* [Your instructions]: Take each line containing "this" and report it exactly as written.

Records from a data source:
## start

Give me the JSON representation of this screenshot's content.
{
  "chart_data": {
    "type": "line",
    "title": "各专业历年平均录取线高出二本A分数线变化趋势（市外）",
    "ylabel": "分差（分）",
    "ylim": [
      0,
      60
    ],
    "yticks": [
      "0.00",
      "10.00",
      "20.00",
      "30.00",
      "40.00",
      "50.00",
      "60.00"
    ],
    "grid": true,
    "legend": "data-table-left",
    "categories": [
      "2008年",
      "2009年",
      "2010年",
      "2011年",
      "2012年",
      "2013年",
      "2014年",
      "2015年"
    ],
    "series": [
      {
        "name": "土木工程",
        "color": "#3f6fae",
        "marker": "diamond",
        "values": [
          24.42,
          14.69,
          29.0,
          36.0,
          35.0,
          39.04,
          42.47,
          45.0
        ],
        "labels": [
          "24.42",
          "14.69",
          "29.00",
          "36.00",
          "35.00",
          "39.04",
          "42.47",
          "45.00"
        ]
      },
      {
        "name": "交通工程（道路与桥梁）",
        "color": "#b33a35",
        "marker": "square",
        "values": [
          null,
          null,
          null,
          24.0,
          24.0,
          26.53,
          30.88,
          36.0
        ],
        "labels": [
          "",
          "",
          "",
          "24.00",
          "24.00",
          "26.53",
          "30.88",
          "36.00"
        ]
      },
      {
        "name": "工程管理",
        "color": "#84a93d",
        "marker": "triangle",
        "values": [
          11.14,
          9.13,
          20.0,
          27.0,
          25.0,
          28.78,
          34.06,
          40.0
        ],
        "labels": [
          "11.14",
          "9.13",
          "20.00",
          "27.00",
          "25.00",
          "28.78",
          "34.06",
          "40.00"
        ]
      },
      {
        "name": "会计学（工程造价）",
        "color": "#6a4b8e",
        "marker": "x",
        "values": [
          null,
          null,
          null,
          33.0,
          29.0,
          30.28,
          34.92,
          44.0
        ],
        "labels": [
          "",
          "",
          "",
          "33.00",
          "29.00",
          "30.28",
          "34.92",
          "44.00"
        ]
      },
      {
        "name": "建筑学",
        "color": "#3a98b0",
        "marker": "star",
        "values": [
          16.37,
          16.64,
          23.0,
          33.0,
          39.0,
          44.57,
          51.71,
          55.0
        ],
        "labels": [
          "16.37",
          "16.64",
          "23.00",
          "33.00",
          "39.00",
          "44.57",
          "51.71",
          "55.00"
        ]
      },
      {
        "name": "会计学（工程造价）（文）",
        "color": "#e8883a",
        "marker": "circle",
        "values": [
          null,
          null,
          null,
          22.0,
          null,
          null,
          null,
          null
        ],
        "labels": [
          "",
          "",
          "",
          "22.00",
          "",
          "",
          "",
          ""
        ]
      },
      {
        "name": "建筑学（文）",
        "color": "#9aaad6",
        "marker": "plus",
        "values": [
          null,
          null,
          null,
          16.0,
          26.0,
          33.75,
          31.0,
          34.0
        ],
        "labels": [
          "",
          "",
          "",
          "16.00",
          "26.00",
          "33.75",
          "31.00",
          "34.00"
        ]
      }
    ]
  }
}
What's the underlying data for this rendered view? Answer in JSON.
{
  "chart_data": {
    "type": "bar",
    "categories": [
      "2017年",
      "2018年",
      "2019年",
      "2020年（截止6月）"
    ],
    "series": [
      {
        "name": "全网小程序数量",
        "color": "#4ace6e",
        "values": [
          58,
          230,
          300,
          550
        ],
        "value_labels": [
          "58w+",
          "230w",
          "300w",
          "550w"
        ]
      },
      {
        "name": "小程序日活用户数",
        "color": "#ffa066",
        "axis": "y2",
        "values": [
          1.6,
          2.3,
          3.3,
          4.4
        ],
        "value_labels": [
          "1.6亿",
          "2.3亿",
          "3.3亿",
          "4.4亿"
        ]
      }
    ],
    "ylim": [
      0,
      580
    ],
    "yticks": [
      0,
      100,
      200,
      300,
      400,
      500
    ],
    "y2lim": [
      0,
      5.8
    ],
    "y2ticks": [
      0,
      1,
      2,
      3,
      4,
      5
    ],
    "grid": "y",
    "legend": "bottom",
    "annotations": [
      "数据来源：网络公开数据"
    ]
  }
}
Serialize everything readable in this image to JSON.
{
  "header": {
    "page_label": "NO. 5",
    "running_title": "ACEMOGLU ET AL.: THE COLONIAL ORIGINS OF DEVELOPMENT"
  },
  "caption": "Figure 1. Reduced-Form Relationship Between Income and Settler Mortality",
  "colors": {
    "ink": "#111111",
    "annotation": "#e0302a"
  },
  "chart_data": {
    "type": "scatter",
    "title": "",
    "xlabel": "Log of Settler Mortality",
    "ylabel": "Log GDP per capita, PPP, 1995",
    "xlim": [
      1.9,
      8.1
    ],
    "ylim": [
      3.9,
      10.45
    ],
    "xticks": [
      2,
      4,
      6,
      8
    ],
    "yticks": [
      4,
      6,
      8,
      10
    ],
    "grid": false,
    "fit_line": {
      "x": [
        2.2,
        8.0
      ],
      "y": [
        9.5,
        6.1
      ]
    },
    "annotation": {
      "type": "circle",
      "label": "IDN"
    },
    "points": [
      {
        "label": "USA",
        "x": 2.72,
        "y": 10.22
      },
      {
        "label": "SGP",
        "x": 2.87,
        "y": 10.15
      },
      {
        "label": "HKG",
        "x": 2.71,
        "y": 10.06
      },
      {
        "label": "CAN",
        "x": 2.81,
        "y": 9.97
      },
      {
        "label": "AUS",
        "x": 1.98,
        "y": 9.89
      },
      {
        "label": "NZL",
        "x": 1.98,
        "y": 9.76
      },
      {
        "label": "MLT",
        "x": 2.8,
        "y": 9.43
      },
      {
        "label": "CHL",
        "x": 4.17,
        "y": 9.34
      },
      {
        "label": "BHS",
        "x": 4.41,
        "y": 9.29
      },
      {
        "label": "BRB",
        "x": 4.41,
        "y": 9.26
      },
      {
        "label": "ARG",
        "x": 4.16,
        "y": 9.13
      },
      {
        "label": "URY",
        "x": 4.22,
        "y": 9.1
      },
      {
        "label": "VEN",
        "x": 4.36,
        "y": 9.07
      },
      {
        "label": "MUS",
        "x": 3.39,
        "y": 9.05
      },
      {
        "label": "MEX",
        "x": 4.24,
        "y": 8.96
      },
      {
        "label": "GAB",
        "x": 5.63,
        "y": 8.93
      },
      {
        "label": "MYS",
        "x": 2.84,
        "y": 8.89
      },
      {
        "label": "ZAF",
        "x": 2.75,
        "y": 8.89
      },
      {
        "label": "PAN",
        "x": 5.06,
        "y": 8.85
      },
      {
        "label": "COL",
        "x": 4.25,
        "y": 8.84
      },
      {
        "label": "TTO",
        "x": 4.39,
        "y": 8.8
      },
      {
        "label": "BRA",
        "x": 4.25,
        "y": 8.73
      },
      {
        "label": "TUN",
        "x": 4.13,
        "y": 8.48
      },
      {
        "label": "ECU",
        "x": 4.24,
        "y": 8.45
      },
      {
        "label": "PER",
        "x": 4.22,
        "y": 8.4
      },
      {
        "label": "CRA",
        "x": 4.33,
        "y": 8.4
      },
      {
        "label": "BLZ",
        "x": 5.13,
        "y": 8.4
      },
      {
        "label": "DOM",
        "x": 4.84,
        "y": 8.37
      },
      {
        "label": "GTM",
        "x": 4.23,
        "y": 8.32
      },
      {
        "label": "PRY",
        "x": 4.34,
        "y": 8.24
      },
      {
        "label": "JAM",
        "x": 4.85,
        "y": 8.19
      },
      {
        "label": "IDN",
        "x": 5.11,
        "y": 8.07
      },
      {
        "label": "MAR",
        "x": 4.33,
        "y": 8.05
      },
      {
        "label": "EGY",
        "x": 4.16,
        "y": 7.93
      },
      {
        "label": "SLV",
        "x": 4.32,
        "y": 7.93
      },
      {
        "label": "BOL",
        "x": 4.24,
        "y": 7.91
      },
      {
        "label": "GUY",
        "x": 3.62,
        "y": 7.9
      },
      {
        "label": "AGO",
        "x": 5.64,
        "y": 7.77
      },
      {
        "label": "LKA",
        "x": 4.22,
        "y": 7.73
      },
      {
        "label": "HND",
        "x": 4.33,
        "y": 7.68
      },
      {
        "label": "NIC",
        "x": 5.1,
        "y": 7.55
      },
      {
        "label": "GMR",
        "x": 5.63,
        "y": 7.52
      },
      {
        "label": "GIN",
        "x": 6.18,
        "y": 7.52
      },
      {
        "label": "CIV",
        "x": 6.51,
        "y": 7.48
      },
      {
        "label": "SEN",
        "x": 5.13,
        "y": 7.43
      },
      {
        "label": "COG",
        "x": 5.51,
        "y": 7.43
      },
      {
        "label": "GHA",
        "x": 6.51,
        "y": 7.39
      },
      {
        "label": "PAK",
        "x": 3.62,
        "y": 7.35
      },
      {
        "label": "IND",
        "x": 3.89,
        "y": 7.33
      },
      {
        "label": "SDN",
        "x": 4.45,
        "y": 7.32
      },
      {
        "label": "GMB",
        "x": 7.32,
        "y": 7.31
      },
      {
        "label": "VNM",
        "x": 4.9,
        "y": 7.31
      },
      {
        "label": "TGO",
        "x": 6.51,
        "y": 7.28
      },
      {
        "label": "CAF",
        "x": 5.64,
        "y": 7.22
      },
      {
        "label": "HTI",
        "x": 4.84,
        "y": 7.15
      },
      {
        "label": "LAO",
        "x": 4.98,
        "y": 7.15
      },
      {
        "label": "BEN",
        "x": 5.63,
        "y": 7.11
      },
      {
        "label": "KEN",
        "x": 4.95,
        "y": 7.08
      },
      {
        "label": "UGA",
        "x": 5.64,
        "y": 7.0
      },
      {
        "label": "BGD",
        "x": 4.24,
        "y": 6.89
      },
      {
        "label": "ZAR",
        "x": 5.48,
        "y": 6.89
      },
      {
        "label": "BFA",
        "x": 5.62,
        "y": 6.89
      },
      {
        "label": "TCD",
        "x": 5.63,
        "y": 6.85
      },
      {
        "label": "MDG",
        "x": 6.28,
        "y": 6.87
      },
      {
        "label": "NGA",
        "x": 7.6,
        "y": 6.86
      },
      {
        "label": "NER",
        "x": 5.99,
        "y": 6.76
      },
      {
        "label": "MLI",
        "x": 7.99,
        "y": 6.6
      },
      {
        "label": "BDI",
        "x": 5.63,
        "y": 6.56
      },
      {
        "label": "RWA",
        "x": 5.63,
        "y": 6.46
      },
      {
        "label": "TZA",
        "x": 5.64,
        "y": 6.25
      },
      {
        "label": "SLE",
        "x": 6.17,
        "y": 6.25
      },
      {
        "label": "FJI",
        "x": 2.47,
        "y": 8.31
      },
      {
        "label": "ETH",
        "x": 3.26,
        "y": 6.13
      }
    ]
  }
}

## end

* [Output of the exercise]:
Give me the JSON representation of this screenshot's content.
What's the underlying data for this rendered view? Answer in JSON.
Serialize everything readable in this image to JSON.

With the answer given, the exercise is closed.